Work required
Answer with a single number: the count of lines that hold "Kaikki".
** begin Exercise input **
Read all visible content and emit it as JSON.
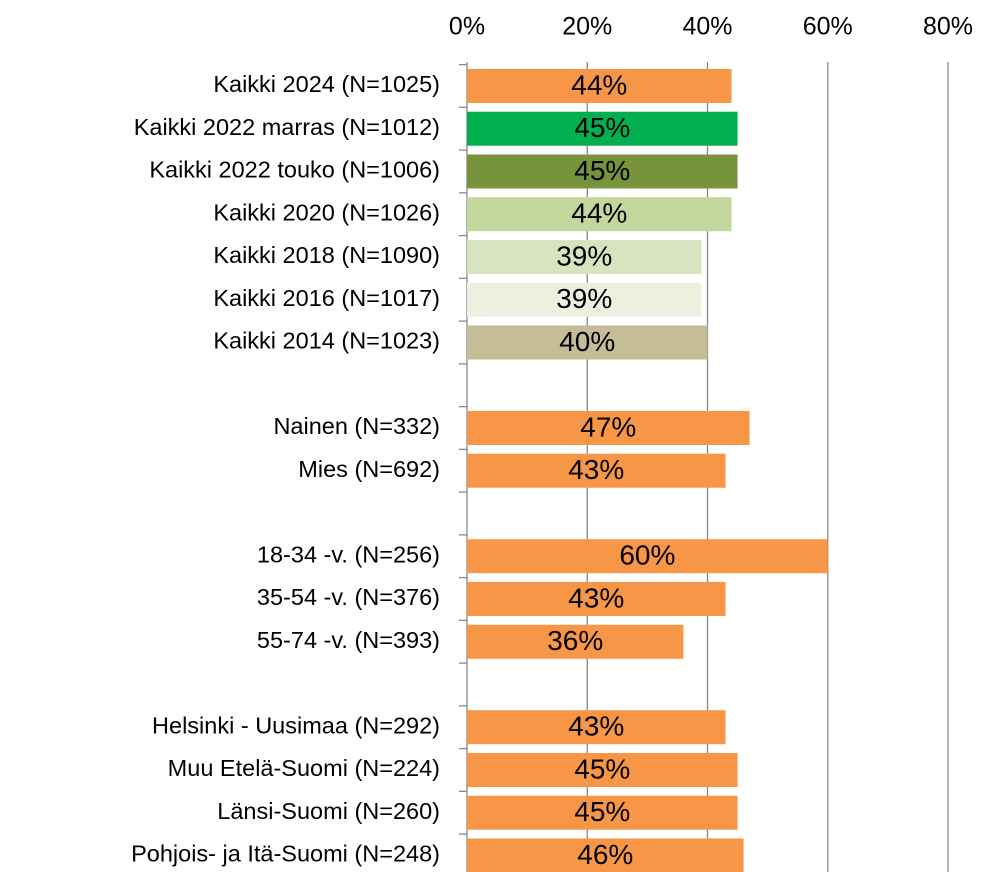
{
  "chart_data": {
    "type": "barh",
    "categories": [
      "Kaikki 2024 (N=1025)",
      "Kaikki 2022 marras (N=1012)",
      "Kaikki 2022 touko (N=1006)",
      "Kaikki 2020 (N=1026)",
      "Kaikki 2018 (N=1090)",
      "Kaikki 2016 (N=1017)",
      "Kaikki 2014 (N=1023)",
      null,
      "Nainen (N=332)",
      "Mies (N=692)",
      null,
      "18-34 -v. (N=256)",
      "35-54 -v. (N=376)",
      "55-74 -v. (N=393)",
      null,
      "Helsinki - Uusimaa (N=292)",
      "Muu Etelä-Suomi (N=224)",
      "Länsi-Suomi (N=260)",
      "Pohjois- ja Itä-Suomi (N=248)"
    ],
    "values": [
      44,
      45,
      45,
      44,
      39,
      39,
      40,
      null,
      47,
      43,
      null,
      60,
      43,
      36,
      null,
      43,
      45,
      45,
      46
    ],
    "value_labels": [
      "44%",
      "45%",
      "45%",
      "44%",
      "39%",
      "39%",
      "40%",
      null,
      "47%",
      "43%",
      null,
      "60%",
      "43%",
      "36%",
      null,
      "43%",
      "45%",
      "45%",
      "46%"
    ],
    "colors": [
      "#f79646",
      "#00b050",
      "#77933c",
      "#c3d69b",
      "#d7e4bd",
      "#ebf1de",
      "#c4bd97",
      null,
      "#f79646",
      "#f79646",
      null,
      "#f79646",
      "#f79646",
      "#f79646",
      null,
      "#f79646",
      "#f79646",
      "#f79646",
      "#f79646"
    ],
    "xlim": [
      0,
      80
    ],
    "xticks": [
      {
        "value": 0,
        "label": "0%"
      },
      {
        "value": 20,
        "label": "20%"
      },
      {
        "value": 40,
        "label": "40%"
      },
      {
        "value": 60,
        "label": "60%"
      },
      {
        "value": 80,
        "label": "80%"
      }
    ],
    "grid": true
  }
}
** end Exercise input **
Result for this exercise
7